EXERCISE TASK: Retype all of the entries word for word.

───── THE RECORDS ─────

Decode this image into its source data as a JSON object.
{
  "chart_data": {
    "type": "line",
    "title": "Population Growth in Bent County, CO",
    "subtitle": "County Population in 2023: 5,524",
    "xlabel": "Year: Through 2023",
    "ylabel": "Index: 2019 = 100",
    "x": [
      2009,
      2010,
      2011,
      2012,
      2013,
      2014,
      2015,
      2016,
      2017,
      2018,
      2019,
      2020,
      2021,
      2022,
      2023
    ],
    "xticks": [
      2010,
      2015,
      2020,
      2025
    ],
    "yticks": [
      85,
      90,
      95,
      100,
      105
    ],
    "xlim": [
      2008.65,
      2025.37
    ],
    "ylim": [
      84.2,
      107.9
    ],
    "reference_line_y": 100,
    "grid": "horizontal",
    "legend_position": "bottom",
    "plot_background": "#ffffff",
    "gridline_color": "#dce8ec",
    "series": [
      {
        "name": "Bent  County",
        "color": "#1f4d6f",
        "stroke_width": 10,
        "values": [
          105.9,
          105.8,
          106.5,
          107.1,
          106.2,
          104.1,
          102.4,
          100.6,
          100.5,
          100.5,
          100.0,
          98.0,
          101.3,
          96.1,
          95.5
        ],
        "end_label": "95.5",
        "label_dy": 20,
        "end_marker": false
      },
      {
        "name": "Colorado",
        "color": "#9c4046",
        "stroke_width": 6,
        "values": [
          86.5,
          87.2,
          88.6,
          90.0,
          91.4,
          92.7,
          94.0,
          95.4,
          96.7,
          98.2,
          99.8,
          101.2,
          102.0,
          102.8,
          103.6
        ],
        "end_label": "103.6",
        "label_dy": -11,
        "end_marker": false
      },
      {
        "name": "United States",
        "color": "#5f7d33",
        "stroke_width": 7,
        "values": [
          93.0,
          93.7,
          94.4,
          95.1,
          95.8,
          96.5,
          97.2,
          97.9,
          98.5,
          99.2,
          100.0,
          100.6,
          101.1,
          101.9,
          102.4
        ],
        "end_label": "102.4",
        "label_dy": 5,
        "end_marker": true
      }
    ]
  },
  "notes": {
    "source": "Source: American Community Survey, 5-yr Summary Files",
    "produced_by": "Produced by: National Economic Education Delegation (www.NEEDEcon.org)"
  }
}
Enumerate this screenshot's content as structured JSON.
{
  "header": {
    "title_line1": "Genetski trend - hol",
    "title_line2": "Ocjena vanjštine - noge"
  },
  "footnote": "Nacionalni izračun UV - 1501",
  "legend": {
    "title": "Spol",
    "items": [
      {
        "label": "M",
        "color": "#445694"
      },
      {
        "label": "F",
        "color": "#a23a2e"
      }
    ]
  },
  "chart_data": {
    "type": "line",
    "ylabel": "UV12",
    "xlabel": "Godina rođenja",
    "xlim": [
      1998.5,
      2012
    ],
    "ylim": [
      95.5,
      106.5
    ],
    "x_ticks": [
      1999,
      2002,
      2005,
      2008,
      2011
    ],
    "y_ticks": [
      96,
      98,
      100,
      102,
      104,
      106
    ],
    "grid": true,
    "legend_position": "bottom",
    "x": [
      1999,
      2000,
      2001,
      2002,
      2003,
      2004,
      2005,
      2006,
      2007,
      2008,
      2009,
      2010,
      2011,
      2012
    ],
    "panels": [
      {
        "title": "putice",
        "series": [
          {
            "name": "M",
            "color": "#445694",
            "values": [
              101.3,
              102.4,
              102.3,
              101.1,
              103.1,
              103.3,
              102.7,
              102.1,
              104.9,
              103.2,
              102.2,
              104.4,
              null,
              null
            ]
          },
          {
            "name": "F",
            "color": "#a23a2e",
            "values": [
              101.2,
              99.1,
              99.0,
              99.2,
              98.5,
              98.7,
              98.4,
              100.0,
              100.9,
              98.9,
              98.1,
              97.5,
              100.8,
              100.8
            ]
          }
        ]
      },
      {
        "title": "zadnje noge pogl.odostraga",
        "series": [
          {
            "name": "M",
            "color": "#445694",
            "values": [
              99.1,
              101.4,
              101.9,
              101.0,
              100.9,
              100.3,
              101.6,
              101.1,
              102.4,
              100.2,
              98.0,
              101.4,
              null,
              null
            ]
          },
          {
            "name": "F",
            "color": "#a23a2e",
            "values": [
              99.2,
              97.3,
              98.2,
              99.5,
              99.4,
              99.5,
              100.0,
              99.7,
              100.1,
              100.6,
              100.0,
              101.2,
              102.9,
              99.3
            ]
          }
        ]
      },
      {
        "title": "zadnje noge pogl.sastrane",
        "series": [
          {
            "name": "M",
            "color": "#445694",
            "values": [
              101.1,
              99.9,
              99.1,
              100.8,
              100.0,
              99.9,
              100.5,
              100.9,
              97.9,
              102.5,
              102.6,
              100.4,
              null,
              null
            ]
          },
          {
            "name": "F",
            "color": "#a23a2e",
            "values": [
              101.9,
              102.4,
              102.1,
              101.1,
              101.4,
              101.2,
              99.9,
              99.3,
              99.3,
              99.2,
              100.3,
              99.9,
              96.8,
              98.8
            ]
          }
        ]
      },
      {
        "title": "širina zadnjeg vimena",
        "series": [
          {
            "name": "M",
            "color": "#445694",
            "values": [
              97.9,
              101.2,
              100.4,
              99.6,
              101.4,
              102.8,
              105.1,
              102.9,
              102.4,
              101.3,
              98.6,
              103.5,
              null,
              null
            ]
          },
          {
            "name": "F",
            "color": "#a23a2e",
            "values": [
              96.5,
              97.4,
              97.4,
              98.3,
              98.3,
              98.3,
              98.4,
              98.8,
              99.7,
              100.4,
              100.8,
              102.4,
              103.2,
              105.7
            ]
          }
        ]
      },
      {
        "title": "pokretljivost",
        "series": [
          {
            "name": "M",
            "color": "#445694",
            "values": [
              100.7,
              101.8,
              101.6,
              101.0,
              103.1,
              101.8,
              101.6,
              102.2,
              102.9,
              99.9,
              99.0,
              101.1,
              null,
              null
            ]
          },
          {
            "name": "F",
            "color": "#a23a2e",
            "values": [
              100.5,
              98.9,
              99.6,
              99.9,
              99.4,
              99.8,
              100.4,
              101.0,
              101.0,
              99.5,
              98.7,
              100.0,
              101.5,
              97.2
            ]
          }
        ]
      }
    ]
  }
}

─────

EXPECTED OUTPUT:
Decode this image into its source data as a JSON object.
{
  "chart_data": {
    "type": "line",
    "title": "Population Growth in Bent County, CO",
    "subtitle": "County Population in 2023: 5,524",
    "xlabel": "Year: Through 2023",
    "ylabel": "Index: 2019 = 100",
    "x": [
      2009,
      2010,
      2011,
      2012,
      2013,
      2014,
      2015,
      2016,
      2017,
      2018,
      2019,
      2020,
      2021,
      2022,
      2023
    ],
    "xticks": [
      2010,
      2015,
      2020,
      2025
    ],
    "yticks": [
      85,
      90,
      95,
      100,
      105
    ],
    "xlim": [
      2008.65,
      2025.37
    ],
    "ylim": [
      84.2,
      107.9
    ],
    "reference_line_y": 100,
    "grid": "horizontal",
    "legend_position": "bottom",
    "plot_background": "#ffffff",
    "gridline_color": "#dce8ec",
    "series": [
      {
        "name": "Bent  County",
        "color": "#1f4d6f",
        "stroke_width": 10,
        "values": [
          105.9,
          105.8,
          106.5,
          107.1,
          106.2,
          104.1,
          102.4,
          100.6,
          100.5,
          100.5,
          100.0,
          98.0,
          101.3,
          96.1,
          95.5
        ],
        "end_label": "95.5",
        "label_dy": 20,
        "end_marker": false
      },
      {
        "name": "Colorado",
        "color": "#9c4046",
        "stroke_width": 6,
        "values": [
          86.5,
          87.2,
          88.6,
          90.0,
          91.4,
          92.7,
          94.0,
          95.4,
          96.7,
          98.2,
          99.8,
          101.2,
          102.0,
          102.8,
          103.6
        ],
        "end_label": "103.6",
        "label_dy": -11,
        "end_marker": false
      },
      {
        "name": "United States",
        "color": "#5f7d33",
        "stroke_width": 7,
        "values": [
          93.0,
          93.7,
          94.4,
          95.1,
          95.8,
          96.5,
          97.2,
          97.9,
          98.5,
          99.2,
          100.0,
          100.6,
          101.1,
          101.9,
          102.4
        ],
        "end_label": "102.4",
        "label_dy": 5,
        "end_marker": true
      }
    ]
  },
  "notes": {
    "source": "Source: American Community Survey, 5-yr Summary Files",
    "produced_by": "Produced by: National Economic Education Delegation (www.NEEDEcon.org)"
  }
}
Enumerate this screenshot's content as structured JSON.
{
  "header": {
    "title_line1": "Genetski trend - hol",
    "title_line2": "Ocjena vanjštine - noge"
  },
  "footnote": "Nacionalni izračun UV - 1501",
  "legend": {
    "title": "Spol",
    "items": [
      {
        "label": "M",
        "color": "#445694"
      },
      {
        "label": "F",
        "color": "#a23a2e"
      }
    ]
  },
  "chart_data": {
    "type": "line",
    "ylabel": "UV12",
    "xlabel": "Godina rođenja",
    "xlim": [
      1998.5,
      2012
    ],
    "ylim": [
      95.5,
      106.5
    ],
    "x_ticks": [
      1999,
      2002,
      2005,
      2008,
      2011
    ],
    "y_ticks": [
      96,
      98,
      100,
      102,
      104,
      106
    ],
    "grid": true,
    "legend_position": "bottom",
    "x": [
      1999,
      2000,
      2001,
      2002,
      2003,
      2004,
      2005,
      2006,
      2007,
      2008,
      2009,
      2010,
      2011,
      2012
    ],
    "panels": [
      {
        "title": "putice",
        "series": [
          {
            "name": "M",
            "color": "#445694",
            "values": [
              101.3,
              102.4,
              102.3,
              101.1,
              103.1,
              103.3,
              102.7,
              102.1,
              104.9,
              103.2,
              102.2,
              104.4,
              null,
              null
            ]
          },
          {
            "name": "F",
            "color": "#a23a2e",
            "values": [
              101.2,
              99.1,
              99.0,
              99.2,
              98.5,
              98.7,
              98.4,
              100.0,
              100.9,
              98.9,
              98.1,
              97.5,
              100.8,
              100.8
            ]
          }
        ]
      },
      {
        "title": "zadnje noge pogl.odostraga",
        "series": [
          {
            "name": "M",
            "color": "#445694",
            "values": [
              99.1,
              101.4,
              101.9,
              101.0,
              100.9,
              100.3,
              101.6,
              101.1,
              102.4,
              100.2,
              98.0,
              101.4,
              null,
              null
            ]
          },
          {
            "name": "F",
            "color": "#a23a2e",
            "values": [
              99.2,
              97.3,
              98.2,
              99.5,
              99.4,
              99.5,
              100.0,
              99.7,
              100.1,
              100.6,
              100.0,
              101.2,
              102.9,
              99.3
            ]
          }
        ]
      },
      {
        "title": "zadnje noge pogl.sastrane",
        "series": [
          {
            "name": "M",
            "color": "#445694",
            "values": [
              101.1,
              99.9,
              99.1,
              100.8,
              100.0,
              99.9,
              100.5,
              100.9,
              97.9,
              102.5,
              102.6,
              100.4,
              null,
              null
            ]
          },
          {
            "name": "F",
            "color": "#a23a2e",
            "values": [
              101.9,
              102.4,
              102.1,
              101.1,
              101.4,
              101.2,
              99.9,
              99.3,
              99.3,
              99.2,
              100.3,
              99.9,
              96.8,
              98.8
            ]
          }
        ]
      },
      {
        "title": "širina zadnjeg vimena",
        "series": [
          {
            "name": "M",
            "color": "#445694",
            "values": [
              97.9,
              101.2,
              100.4,
              99.6,
              101.4,
              102.8,
              105.1,
              102.9,
              102.4,
              101.3,
              98.6,
              103.5,
              null,
              null
            ]
          },
          {
            "name": "F",
            "color": "#a23a2e",
            "values": [
              96.5,
              97.4,
              97.4,
              98.3,
              98.3,
              98.3,
              98.4,
              98.8,
              99.7,
              100.4,
              100.8,
              102.4,
              103.2,
              105.7
            ]
          }
        ]
      },
      {
        "title": "pokretljivost",
        "series": [
          {
            "name": "M",
            "color": "#445694",
            "values": [
              100.7,
              101.8,
              101.6,
              101.0,
              103.1,
              101.8,
              101.6,
              102.2,
              102.9,
              99.9,
              99.0,
              101.1,
              null,
              null
            ]
          },
          {
            "name": "F",
            "color": "#a23a2e",
            "values": [
              100.5,
              98.9,
              99.6,
              99.9,
              99.4,
              99.8,
              100.4,
              101.0,
              101.0,
              99.5,
              98.7,
              100.0,
              101.5,
              97.2
            ]
          }
        ]
      }
    ]
  }
}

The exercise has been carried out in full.